Prompt ->
What is needed here is an exact copy of every entry.

%%

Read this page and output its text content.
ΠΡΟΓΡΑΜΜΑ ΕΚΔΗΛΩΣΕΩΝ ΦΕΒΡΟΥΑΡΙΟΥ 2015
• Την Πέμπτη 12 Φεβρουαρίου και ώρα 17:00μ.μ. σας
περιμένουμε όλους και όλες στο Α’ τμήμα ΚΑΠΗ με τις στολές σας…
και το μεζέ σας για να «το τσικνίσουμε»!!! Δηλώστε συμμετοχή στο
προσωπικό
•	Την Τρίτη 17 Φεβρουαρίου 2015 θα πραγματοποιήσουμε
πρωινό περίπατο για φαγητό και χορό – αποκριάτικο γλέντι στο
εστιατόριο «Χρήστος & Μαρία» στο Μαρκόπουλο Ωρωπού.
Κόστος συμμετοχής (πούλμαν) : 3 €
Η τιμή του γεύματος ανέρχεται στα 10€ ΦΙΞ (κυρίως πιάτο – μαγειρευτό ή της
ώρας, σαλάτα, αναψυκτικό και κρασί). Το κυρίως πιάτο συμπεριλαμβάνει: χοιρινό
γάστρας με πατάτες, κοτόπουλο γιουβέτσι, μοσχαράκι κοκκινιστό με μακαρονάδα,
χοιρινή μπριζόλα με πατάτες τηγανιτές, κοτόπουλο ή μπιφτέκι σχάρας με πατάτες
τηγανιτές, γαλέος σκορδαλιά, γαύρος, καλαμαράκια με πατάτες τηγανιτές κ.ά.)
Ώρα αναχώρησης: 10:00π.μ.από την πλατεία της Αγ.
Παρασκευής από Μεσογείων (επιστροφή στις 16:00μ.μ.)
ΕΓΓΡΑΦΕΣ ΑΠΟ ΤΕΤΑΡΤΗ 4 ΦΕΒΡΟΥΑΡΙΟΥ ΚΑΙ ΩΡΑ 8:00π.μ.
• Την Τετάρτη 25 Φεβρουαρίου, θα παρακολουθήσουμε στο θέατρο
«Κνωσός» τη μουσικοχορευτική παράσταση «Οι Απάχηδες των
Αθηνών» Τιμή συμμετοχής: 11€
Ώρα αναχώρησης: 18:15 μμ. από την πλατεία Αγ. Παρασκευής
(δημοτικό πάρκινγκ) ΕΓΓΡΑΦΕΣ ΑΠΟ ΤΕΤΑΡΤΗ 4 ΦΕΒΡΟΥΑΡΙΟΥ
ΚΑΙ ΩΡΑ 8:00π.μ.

%%

Output of the exercise ->
Read this page and output its text content.
ΠΡΟΓΡΑΜΜΑ ΕΚΔΗΛΩΣΕΩΝ ΦΕΒΡΟΥΑΡΙΟΥ 2015
• Την Πέμπτη 12 Φεβρουαρίου και ώρα 17:00μ.μ. σας
περιμένουμε όλους και όλες στο Α’ τμήμα ΚΑΠΗ με τις στολές σας…
και το μεζέ σας για να «το τσικνίσουμε»!!! Δηλώστε συμμετοχή στο
προσωπικό
•	Την Τρίτη 17 Φεβρουαρίου 2015 θα πραγματοποιήσουμε
πρωινό περίπατο για φαγητό και χορό – αποκριάτικο γλέντι στο
εστιατόριο «Χρήστος & Μαρία» στο Μαρκόπουλο Ωρωπού.
Κόστος συμμετοχής (πούλμαν) : 3 €
Η τιμή του γεύματος ανέρχεται στα 10€ ΦΙΞ (κυρίως πιάτο – μαγειρευτό ή της
ώρας, σαλάτα, αναψυκτικό και κρασί). Το κυρίως πιάτο συμπεριλαμβάνει: χοιρινό
γάστρας με πατάτες, κοτόπουλο γιουβέτσι, μοσχαράκι κοκκινιστό με μακαρονάδα,
χοιρινή μπριζόλα με πατάτες τηγανιτές, κοτόπουλο ή μπιφτέκι σχάρας με πατάτες
τηγανιτές, γαλέος σκορδαλιά, γαύρος, καλαμαράκια με πατάτες τηγανιτές κ.ά.)
Ώρα αναχώρησης: 10:00π.μ.από την πλατεία της Αγ.
Παρασκευής από Μεσογείων (επιστροφή στις 16:00μ.μ.)
ΕΓΓΡΑΦΕΣ ΑΠΟ ΤΕΤΑΡΤΗ 4 ΦΕΒΡΟΥΑΡΙΟΥ ΚΑΙ ΩΡΑ 8:00π.μ.
• Την Τετάρτη 25 Φεβρουαρίου, θα παρακολουθήσουμε στο θέατρο
«Κνωσός» τη μουσικοχορευτική παράσταση «Οι Απάχηδες των
Αθηνών» Τιμή συμμετοχής: 11€
Ώρα αναχώρησης: 18:15 μμ. από την πλατεία Αγ. Παρασκευής
(δημοτικό πάρκινγκ) ΕΓΓΡΑΦΕΣ ΑΠΟ ΤΕΤΑΡΤΗ 4 ΦΕΒΡΟΥΑΡΙΟΥ
ΚΑΙ ΩΡΑ 8:00π.μ.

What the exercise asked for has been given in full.